> [GIVEN REQUEST]
Without including any pictures, copy each entry below exactly.

> [RECORDED INFORMATION]
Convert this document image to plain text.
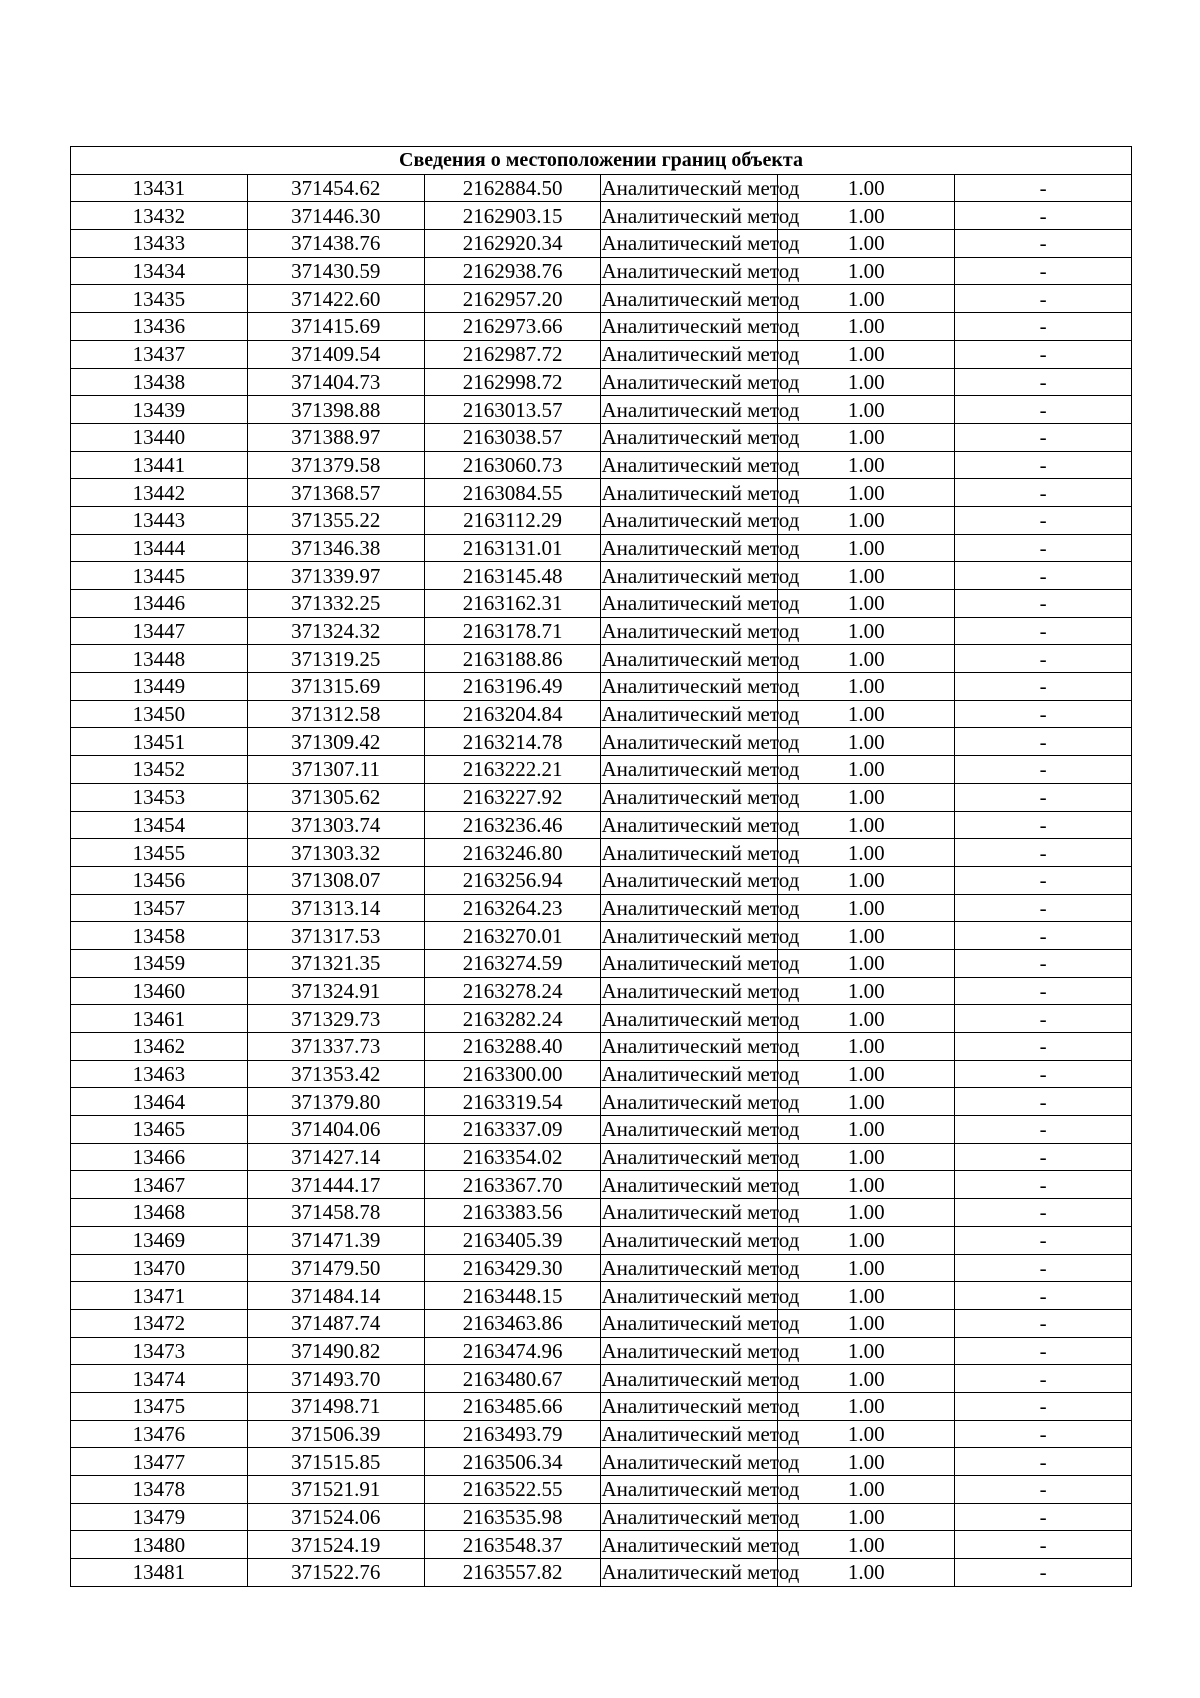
Сведения о местоположении границ объекта					
13431	371454.62	2162884.50	Аналитический метод	1.00	-
13432	371446.30	2162903.15	Аналитический метод	1.00	-
13433	371438.76	2162920.34	Аналитический метод	1.00	-
13434	371430.59	2162938.76	Аналитический метод	1.00	-
13435	371422.60	2162957.20	Аналитический метод	1.00	-
13436	371415.69	2162973.66	Аналитический метод	1.00	-
13437	371409.54	2162987.72	Аналитический метод	1.00	-
13438	371404.73	2162998.72	Аналитический метод	1.00	-
13439	371398.88	2163013.57	Аналитический метод	1.00	-
13440	371388.97	2163038.57	Аналитический метод	1.00	-
13441	371379.58	2163060.73	Аналитический метод	1.00	-
13442	371368.57	2163084.55	Аналитический метод	1.00	-
13443	371355.22	2163112.29	Аналитический метод	1.00	-
13444	371346.38	2163131.01	Аналитический метод	1.00	-
13445	371339.97	2163145.48	Аналитический метод	1.00	-
13446	371332.25	2163162.31	Аналитический метод	1.00	-
13447	371324.32	2163178.71	Аналитический метод	1.00	-
13448	371319.25	2163188.86	Аналитический метод	1.00	-
13449	371315.69	2163196.49	Аналитический метод	1.00	-
13450	371312.58	2163204.84	Аналитический метод	1.00	-
13451	371309.42	2163214.78	Аналитический метод	1.00	-
13452	371307.11	2163222.21	Аналитический метод	1.00	-
13453	371305.62	2163227.92	Аналитический метод	1.00	-
13454	371303.74	2163236.46	Аналитический метод	1.00	-
13455	371303.32	2163246.80	Аналитический метод	1.00	-
13456	371308.07	2163256.94	Аналитический метод	1.00	-
13457	371313.14	2163264.23	Аналитический метод	1.00	-
13458	371317.53	2163270.01	Аналитический метод	1.00	-
13459	371321.35	2163274.59	Аналитический метод	1.00	-
13460	371324.91	2163278.24	Аналитический метод	1.00	-
13461	371329.73	2163282.24	Аналитический метод	1.00	-
13462	371337.73	2163288.40	Аналитический метод	1.00	-
13463	371353.42	2163300.00	Аналитический метод	1.00	-
13464	371379.80	2163319.54	Аналитический метод	1.00	-
13465	371404.06	2163337.09	Аналитический метод	1.00	-
13466	371427.14	2163354.02	Аналитический метод	1.00	-
13467	371444.17	2163367.70	Аналитический метод	1.00	-
13468	371458.78	2163383.56	Аналитический метод	1.00	-
13469	371471.39	2163405.39	Аналитический метод	1.00	-
13470	371479.50	2163429.30	Аналитический метод	1.00	-
13471	371484.14	2163448.15	Аналитический метод	1.00	-
13472	371487.74	2163463.86	Аналитический метод	1.00	-
13473	371490.82	2163474.96	Аналитический метод	1.00	-
13474	371493.70	2163480.67	Аналитический метод	1.00	-
13475	371498.71	2163485.66	Аналитический метод	1.00	-
13476	371506.39	2163493.79	Аналитический метод	1.00	-
13477	371515.85	2163506.34	Аналитический метод	1.00	-
13478	371521.91	2163522.55	Аналитический метод	1.00	-
13479	371524.06	2163535.98	Аналитический метод	1.00	-
13480	371524.19	2163548.37	Аналитический метод	1.00	-
13481	371522.76	2163557.82	Аналитический метод	1.00	-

> [EXERCISE OUTPUT]
Convert this document image to plain text.
Сведения о местоположении границ объекта					
13431	371454.62	2162884.50	Аналитический метод	1.00	-
13432	371446.30	2162903.15	Аналитический метод	1.00	-
13433	371438.76	2162920.34	Аналитический метод	1.00	-
13434	371430.59	2162938.76	Аналитический метод	1.00	-
13435	371422.60	2162957.20	Аналитический метод	1.00	-
13436	371415.69	2162973.66	Аналитический метод	1.00	-
13437	371409.54	2162987.72	Аналитический метод	1.00	-
13438	371404.73	2162998.72	Аналитический метод	1.00	-
13439	371398.88	2163013.57	Аналитический метод	1.00	-
13440	371388.97	2163038.57	Аналитический метод	1.00	-
13441	371379.58	2163060.73	Аналитический метод	1.00	-
13442	371368.57	2163084.55	Аналитический метод	1.00	-
13443	371355.22	2163112.29	Аналитический метод	1.00	-
13444	371346.38	2163131.01	Аналитический метод	1.00	-
13445	371339.97	2163145.48	Аналитический метод	1.00	-
13446	371332.25	2163162.31	Аналитический метод	1.00	-
13447	371324.32	2163178.71	Аналитический метод	1.00	-
13448	371319.25	2163188.86	Аналитический метод	1.00	-
13449	371315.69	2163196.49	Аналитический метод	1.00	-
13450	371312.58	2163204.84	Аналитический метод	1.00	-
13451	371309.42	2163214.78	Аналитический метод	1.00	-
13452	371307.11	2163222.21	Аналитический метод	1.00	-
13453	371305.62	2163227.92	Аналитический метод	1.00	-
13454	371303.74	2163236.46	Аналитический метод	1.00	-
13455	371303.32	2163246.80	Аналитический метод	1.00	-
13456	371308.07	2163256.94	Аналитический метод	1.00	-
13457	371313.14	2163264.23	Аналитический метод	1.00	-
13458	371317.53	2163270.01	Аналитический метод	1.00	-
13459	371321.35	2163274.59	Аналитический метод	1.00	-
13460	371324.91	2163278.24	Аналитический метод	1.00	-
13461	371329.73	2163282.24	Аналитический метод	1.00	-
13462	371337.73	2163288.40	Аналитический метод	1.00	-
13463	371353.42	2163300.00	Аналитический метод	1.00	-
13464	371379.80	2163319.54	Аналитический метод	1.00	-
13465	371404.06	2163337.09	Аналитический метод	1.00	-
13466	371427.14	2163354.02	Аналитический метод	1.00	-
13467	371444.17	2163367.70	Аналитический метод	1.00	-
13468	371458.78	2163383.56	Аналитический метод	1.00	-
13469	371471.39	2163405.39	Аналитический метод	1.00	-
13470	371479.50	2163429.30	Аналитический метод	1.00	-
13471	371484.14	2163448.15	Аналитический метод	1.00	-
13472	371487.74	2163463.86	Аналитический метод	1.00	-
13473	371490.82	2163474.96	Аналитический метод	1.00	-
13474	371493.70	2163480.67	Аналитический метод	1.00	-
13475	371498.71	2163485.66	Аналитический метод	1.00	-
13476	371506.39	2163493.79	Аналитический метод	1.00	-
13477	371515.85	2163506.34	Аналитический метод	1.00	-
13478	371521.91	2163522.55	Аналитический метод	1.00	-
13479	371524.06	2163535.98	Аналитический метод	1.00	-
13480	371524.19	2163548.37	Аналитический метод	1.00	-
13481	371522.76	2163557.82	Аналитический метод	1.00	-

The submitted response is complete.